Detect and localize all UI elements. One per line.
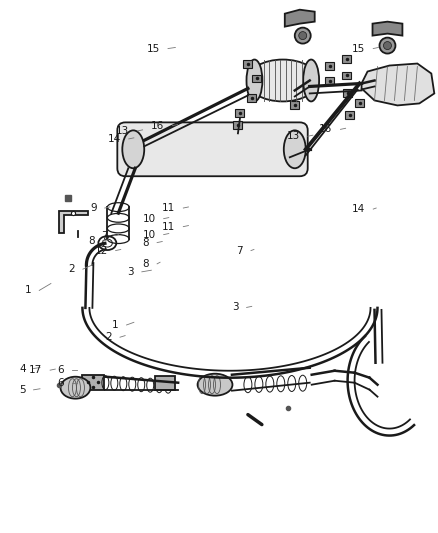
Text: 15: 15	[147, 44, 160, 53]
Bar	[342, 71, 351, 79]
Text: 13: 13	[116, 126, 130, 136]
Bar	[290, 101, 299, 109]
Text: 2: 2	[68, 264, 75, 274]
Text: 16: 16	[151, 120, 164, 131]
Text: 16: 16	[319, 124, 332, 134]
Ellipse shape	[284, 131, 306, 168]
Bar	[355, 100, 364, 108]
Text: 3: 3	[232, 302, 239, 312]
Text: 8: 8	[142, 238, 149, 247]
Text: 6: 6	[57, 365, 64, 375]
Polygon shape	[59, 211, 88, 233]
Circle shape	[379, 38, 396, 53]
Text: 11: 11	[162, 222, 175, 232]
Bar	[236, 109, 244, 117]
Polygon shape	[361, 63, 434, 106]
Ellipse shape	[122, 131, 144, 168]
Text: 7: 7	[101, 231, 108, 241]
Bar	[233, 122, 242, 130]
Bar	[343, 90, 352, 98]
Text: 15: 15	[352, 44, 365, 53]
Ellipse shape	[60, 377, 90, 399]
Bar	[325, 77, 334, 85]
Text: 7: 7	[237, 246, 243, 255]
Text: 1: 1	[112, 320, 119, 330]
Bar	[252, 75, 261, 83]
Text: 17: 17	[29, 365, 42, 375]
Bar	[82, 375, 104, 390]
Bar	[342, 54, 351, 62]
Text: 3: 3	[127, 267, 134, 277]
Ellipse shape	[247, 60, 262, 101]
Bar	[247, 94, 256, 102]
FancyBboxPatch shape	[117, 123, 308, 176]
Bar	[244, 60, 252, 68]
Text: 9: 9	[90, 203, 97, 213]
Text: 5: 5	[19, 385, 25, 395]
Circle shape	[295, 28, 311, 44]
Text: 10: 10	[142, 214, 155, 224]
Text: 2: 2	[106, 332, 112, 342]
Ellipse shape	[198, 374, 233, 395]
Text: 14: 14	[352, 204, 365, 214]
Ellipse shape	[303, 60, 319, 101]
Circle shape	[299, 31, 307, 39]
Polygon shape	[285, 10, 314, 27]
Bar	[345, 111, 354, 119]
Text: 6: 6	[57, 378, 64, 389]
Circle shape	[384, 42, 392, 50]
Text: 12: 12	[95, 246, 108, 255]
Text: 4: 4	[19, 364, 25, 374]
Bar	[325, 61, 334, 69]
Text: 8: 8	[88, 236, 95, 246]
Text: 8: 8	[142, 259, 149, 269]
Text: 14: 14	[107, 134, 121, 144]
Polygon shape	[372, 22, 403, 36]
Text: 10: 10	[142, 230, 155, 240]
Text: 11: 11	[162, 203, 175, 213]
Ellipse shape	[247, 60, 319, 101]
Text: 1: 1	[25, 286, 31, 295]
Text: 13: 13	[286, 131, 300, 141]
Bar	[155, 376, 175, 390]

_Exercise aim:_ Copy the lines of the entries verbatim, starting at the line that contains "44, 160, 53]" and ending at the line that contains "109, 244, 117]", both included.

_Finished exercise:_
Text: 15: 15	[147, 44, 160, 53]
Bar	[342, 71, 351, 79]
Text: 13: 13	[116, 126, 130, 136]
Bar	[290, 101, 299, 109]
Text: 2: 2	[68, 264, 75, 274]
Text: 16: 16	[151, 120, 164, 131]
Text: 16: 16	[319, 124, 332, 134]
Ellipse shape	[284, 131, 306, 168]
Bar	[355, 100, 364, 108]
Text: 3: 3	[232, 302, 239, 312]
Text: 8: 8	[142, 238, 149, 247]
Text: 6: 6	[57, 365, 64, 375]
Polygon shape	[59, 211, 88, 233]
Circle shape	[379, 38, 396, 53]
Text: 11: 11	[162, 222, 175, 232]
Bar	[236, 109, 244, 117]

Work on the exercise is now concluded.